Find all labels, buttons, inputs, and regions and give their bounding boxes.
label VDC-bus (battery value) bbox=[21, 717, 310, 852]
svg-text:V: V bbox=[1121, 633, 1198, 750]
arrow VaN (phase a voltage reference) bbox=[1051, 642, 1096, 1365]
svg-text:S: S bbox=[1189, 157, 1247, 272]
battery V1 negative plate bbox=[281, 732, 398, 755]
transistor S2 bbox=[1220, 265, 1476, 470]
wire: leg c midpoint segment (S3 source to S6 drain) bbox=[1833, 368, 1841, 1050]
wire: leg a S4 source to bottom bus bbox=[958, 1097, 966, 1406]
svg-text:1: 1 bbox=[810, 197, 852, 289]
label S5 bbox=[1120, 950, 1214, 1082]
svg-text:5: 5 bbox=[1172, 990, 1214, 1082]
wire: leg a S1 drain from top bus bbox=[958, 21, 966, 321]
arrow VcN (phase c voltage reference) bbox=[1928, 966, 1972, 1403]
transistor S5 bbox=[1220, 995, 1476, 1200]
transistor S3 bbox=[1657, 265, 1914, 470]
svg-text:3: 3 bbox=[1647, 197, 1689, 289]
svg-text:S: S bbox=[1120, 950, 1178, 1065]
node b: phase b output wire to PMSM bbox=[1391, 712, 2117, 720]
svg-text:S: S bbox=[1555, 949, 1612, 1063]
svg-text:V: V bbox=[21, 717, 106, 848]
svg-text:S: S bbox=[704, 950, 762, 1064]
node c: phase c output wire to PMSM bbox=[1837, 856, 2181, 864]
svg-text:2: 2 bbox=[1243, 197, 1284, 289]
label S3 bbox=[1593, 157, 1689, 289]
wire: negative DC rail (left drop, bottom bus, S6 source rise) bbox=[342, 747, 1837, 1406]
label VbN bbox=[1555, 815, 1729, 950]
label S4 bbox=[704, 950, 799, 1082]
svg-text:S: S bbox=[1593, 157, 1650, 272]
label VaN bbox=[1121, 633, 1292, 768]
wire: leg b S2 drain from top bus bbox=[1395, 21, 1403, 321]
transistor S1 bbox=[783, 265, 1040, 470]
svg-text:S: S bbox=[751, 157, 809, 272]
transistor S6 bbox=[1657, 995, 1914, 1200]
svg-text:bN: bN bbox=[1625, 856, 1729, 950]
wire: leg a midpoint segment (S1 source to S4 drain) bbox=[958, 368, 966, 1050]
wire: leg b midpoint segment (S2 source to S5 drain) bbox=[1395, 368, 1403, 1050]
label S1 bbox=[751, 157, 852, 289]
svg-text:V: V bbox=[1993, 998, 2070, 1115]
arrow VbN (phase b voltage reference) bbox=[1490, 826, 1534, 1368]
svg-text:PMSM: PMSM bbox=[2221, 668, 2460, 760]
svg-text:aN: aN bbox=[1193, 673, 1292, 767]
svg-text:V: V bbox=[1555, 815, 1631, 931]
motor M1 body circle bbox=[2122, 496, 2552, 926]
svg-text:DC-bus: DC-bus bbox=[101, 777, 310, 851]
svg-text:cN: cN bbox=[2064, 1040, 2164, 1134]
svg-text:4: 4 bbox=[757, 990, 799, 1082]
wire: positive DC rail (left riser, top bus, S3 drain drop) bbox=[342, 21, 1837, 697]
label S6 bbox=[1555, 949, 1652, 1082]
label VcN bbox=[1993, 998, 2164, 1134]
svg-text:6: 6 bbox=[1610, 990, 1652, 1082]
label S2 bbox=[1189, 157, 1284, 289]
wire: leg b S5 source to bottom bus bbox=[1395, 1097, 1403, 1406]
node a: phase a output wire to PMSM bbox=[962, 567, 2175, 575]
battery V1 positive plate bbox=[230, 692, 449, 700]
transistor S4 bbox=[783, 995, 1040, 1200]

* _SHORT TASK_
Can you render every line of the items above as a JSON list of strings, one string per line, leaving out any blank lines?

* _SOLUTION FOR THIS TASK_
[
  "Find all labels, buttons, inputs, and regions and give their bounding boxes.",
  "label VDC-bus (battery value) bbox=[21, 717, 310, 852]",
  "svg-text:V: V bbox=[1121, 633, 1198, 750]",
  "arrow VaN (phase a voltage reference) bbox=[1051, 642, 1096, 1365]",
  "svg-text:S: S bbox=[1189, 157, 1247, 272]",
  "battery V1 negative plate bbox=[281, 732, 398, 755]",
  "transistor S2 bbox=[1220, 265, 1476, 470]",
  "wire: leg c midpoint segment (S3 source to S6 drain) bbox=[1833, 368, 1841, 1050]",
  "wire: leg a S4 source to bottom bus bbox=[958, 1097, 966, 1406]",
  "svg-text:1: 1 bbox=[810, 197, 852, 289]",
  "label S5 bbox=[1120, 950, 1214, 1082]",
  "svg-text:5: 5 bbox=[1172, 990, 1214, 1082]",
  "wire: leg a S1 drain from top bus bbox=[958, 21, 966, 321]",
  "arrow VcN (phase c voltage reference) bbox=[1928, 966, 1972, 1403]",
  "transistor S5 bbox=[1220, 995, 1476, 1200]",
  "transistor S3 bbox=[1657, 265, 1914, 470]",
  "svg-text:3: 3 bbox=[1647, 197, 1689, 289]",
  "svg-text:S: S bbox=[1120, 950, 1178, 1065]",
  "node b: phase b output wire to PMSM bbox=[1391, 712, 2117, 720]",
  "svg-text:S: S bbox=[1555, 949, 1612, 1063]",
  "svg-text:V: V bbox=[21, 717, 106, 848]",
  "svg-text:S: S bbox=[704, 950, 762, 1064]",
  "node c: phase c output wire to PMSM bbox=[1837, 856, 2181, 864]",
  "svg-text:2: 2 bbox=[1243, 197, 1284, 289]",
  "label S3 bbox=[1593, 157, 1689, 289]",
  "wire: negative DC rail (left drop, bottom bus, S6 source rise) bbox=[342, 747, 1837, 1406]",
  "label VbN bbox=[1555, 815, 1729, 950]",
  "label S4 bbox=[704, 950, 799, 1082]",
  "svg-text:S: S bbox=[1593, 157, 1650, 272]",
  "label VaN bbox=[1121, 633, 1292, 768]",
  "wire: leg b S2 drain from top bus bbox=[1395, 21, 1403, 321]",
  "transistor S1 bbox=[783, 265, 1040, 470]",
  "svg-text:S: S bbox=[751, 157, 809, 272]",
  "transistor S6 bbox=[1657, 995, 1914, 1200]",
  "svg-text:bN: bN bbox=[1625, 856, 1729, 950]",
  "wire: leg a midpoint segment (S1 source to S4 drain) bbox=[958, 368, 966, 1050]",
  "wire: leg b midpoint segment (S2 source to S5 drain) bbox=[1395, 368, 1403, 1050]",
  "label S1 bbox=[751, 157, 852, 289]",
  "svg-text:V: V bbox=[1993, 998, 2070, 1115]",
  "arrow VbN (phase b voltage reference) bbox=[1490, 826, 1534, 1368]",
  "svg-text:PMSM: PMSM bbox=[2221, 668, 2460, 760]",
  "svg-text:aN: aN bbox=[1193, 673, 1292, 767]",
  "svg-text:V: V bbox=[1555, 815, 1631, 931]",
  "motor M1 body circle bbox=[2122, 496, 2552, 926]",
  "svg-text:DC-bus: DC-bus bbox=[101, 777, 310, 851]",
  "svg-text:cN: cN bbox=[2064, 1040, 2164, 1134]",
  "svg-text:4: 4 bbox=[757, 990, 799, 1082]",
  "wire: positive DC rail (left riser, top bus, S3 drain drop) bbox=[342, 21, 1837, 697]",
  "label S6 bbox=[1555, 949, 1652, 1082]",
  "label VcN bbox=[1993, 998, 2164, 1134]",
  "svg-text:6: 6 bbox=[1610, 990, 1652, 1082]",
  "label S2 bbox=[1189, 157, 1284, 289]",
  "wire: leg b S5 source to bottom bus bbox=[1395, 1097, 1403, 1406]",
  "node a: phase a output wire to PMSM bbox=[962, 567, 2175, 575]",
  "battery V1 positive plate bbox=[230, 692, 449, 700]",
  "transistor S4 bbox=[783, 995, 1040, 1200]"
]